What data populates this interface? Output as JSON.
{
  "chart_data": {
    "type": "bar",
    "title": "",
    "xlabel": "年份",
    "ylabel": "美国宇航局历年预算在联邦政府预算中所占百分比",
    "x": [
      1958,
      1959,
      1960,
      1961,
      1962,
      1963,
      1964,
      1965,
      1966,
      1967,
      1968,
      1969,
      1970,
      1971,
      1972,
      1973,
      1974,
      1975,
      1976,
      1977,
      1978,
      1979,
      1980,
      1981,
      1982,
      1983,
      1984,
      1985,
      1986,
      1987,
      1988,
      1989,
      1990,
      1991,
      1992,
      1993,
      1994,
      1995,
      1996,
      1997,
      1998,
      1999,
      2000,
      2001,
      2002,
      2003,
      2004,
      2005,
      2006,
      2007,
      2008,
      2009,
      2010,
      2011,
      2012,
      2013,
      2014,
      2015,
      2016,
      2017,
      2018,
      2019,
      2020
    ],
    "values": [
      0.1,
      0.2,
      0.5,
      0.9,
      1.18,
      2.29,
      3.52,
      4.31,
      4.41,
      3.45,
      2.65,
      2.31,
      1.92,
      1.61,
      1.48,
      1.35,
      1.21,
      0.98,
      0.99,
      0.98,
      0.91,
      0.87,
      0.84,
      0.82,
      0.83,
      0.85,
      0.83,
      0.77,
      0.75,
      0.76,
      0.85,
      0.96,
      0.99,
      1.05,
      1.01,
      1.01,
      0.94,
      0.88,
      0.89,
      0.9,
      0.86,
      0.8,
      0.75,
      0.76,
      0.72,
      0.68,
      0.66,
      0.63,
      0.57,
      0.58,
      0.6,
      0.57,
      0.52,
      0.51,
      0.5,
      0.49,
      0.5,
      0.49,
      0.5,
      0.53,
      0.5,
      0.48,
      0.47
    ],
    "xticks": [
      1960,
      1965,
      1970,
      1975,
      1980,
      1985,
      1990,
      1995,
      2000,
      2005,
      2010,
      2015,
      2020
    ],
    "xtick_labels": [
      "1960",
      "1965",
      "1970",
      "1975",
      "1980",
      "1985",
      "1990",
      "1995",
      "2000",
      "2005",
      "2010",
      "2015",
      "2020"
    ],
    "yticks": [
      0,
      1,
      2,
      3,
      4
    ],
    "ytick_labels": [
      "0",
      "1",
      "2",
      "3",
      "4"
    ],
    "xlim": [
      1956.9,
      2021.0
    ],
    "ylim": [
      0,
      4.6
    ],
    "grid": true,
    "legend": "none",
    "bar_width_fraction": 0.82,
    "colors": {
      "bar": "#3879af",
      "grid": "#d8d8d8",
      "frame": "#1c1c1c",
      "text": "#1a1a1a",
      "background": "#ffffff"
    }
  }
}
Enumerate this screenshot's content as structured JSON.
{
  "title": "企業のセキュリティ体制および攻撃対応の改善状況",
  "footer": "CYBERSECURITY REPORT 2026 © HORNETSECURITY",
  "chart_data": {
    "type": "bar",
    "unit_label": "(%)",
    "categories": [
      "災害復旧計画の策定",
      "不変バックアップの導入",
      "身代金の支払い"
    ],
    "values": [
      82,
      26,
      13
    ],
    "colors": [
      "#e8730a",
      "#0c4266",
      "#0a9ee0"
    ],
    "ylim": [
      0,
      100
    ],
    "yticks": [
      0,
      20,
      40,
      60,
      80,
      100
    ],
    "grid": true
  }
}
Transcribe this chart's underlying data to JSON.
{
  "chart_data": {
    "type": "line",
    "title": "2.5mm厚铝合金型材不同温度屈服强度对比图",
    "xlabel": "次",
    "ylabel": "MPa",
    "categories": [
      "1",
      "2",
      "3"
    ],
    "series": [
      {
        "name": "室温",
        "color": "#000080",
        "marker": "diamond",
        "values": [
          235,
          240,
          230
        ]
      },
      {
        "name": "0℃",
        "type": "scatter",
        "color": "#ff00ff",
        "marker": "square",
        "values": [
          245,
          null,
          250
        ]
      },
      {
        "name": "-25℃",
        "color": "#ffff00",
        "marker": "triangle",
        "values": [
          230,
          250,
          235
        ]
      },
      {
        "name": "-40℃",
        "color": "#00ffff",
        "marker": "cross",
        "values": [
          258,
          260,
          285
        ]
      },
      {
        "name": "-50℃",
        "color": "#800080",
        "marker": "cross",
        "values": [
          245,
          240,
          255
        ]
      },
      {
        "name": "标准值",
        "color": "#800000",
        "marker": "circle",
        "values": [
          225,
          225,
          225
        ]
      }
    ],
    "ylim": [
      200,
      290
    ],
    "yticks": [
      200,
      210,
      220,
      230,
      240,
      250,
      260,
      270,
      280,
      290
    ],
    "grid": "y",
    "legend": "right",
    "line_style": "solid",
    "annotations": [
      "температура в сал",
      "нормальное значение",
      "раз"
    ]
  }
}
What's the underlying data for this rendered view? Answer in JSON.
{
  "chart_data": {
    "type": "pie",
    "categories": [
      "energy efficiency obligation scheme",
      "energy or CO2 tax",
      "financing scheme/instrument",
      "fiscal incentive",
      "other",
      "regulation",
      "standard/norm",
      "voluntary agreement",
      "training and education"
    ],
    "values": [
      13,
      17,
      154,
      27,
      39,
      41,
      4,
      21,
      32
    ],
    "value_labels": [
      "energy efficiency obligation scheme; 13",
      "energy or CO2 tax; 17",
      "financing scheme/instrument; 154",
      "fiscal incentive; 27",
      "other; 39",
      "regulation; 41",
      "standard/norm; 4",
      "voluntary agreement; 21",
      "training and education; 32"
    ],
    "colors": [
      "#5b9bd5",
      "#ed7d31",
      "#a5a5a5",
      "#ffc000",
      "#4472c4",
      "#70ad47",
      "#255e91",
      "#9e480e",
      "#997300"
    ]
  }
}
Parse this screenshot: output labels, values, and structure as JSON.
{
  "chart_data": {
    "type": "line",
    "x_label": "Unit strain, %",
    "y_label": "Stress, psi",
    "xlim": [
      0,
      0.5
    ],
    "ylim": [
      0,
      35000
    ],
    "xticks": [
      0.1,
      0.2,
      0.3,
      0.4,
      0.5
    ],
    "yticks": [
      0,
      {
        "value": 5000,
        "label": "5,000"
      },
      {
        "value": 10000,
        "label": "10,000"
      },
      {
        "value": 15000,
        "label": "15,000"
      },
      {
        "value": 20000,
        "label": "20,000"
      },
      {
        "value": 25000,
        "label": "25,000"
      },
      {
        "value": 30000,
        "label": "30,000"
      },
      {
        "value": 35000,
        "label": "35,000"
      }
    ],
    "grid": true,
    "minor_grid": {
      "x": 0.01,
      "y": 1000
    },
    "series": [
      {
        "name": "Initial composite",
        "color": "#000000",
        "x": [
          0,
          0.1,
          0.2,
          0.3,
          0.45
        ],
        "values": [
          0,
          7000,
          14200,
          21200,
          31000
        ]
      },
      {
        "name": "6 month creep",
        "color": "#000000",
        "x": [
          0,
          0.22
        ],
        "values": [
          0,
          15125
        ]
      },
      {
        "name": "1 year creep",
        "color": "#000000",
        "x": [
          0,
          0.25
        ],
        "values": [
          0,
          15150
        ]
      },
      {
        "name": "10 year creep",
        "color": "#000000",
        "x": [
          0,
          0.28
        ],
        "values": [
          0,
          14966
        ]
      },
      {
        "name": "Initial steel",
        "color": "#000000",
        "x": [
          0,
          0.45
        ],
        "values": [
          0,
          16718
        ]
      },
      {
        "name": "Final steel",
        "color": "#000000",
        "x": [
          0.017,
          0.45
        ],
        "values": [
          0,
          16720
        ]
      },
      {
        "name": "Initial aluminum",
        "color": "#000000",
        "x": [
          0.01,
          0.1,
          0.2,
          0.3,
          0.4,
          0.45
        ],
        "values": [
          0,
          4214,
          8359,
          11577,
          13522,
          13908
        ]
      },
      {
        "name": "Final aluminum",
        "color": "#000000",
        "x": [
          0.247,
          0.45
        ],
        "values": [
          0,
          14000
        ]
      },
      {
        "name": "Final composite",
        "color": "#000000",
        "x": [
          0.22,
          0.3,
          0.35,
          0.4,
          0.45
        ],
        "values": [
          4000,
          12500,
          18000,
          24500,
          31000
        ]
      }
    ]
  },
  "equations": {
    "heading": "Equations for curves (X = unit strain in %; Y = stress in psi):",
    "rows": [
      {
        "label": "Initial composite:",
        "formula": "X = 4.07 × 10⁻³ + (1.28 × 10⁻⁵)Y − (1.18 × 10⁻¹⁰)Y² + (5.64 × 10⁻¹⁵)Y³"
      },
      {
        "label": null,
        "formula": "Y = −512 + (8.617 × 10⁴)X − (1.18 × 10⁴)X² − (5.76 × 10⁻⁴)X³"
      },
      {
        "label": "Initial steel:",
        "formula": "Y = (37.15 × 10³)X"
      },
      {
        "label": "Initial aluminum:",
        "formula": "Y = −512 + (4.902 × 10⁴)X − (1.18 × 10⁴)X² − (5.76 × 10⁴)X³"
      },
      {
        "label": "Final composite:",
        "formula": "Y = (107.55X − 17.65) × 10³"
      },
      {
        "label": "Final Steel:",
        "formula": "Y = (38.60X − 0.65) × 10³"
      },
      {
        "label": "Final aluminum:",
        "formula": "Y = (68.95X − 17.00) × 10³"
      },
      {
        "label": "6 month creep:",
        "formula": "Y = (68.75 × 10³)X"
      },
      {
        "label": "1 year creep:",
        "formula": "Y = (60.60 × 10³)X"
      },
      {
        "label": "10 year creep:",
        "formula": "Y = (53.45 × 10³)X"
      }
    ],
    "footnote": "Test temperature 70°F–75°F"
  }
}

◆ Directions
Show the lines that mention the word "creep".

◆ Result of the task
        "name": "6 month creep",
        "name": "1 year creep",
        "name": "10 year creep",
        "label": "6 month creep:",
        "label": "1 year creep:",
        "label": "10 year creep:",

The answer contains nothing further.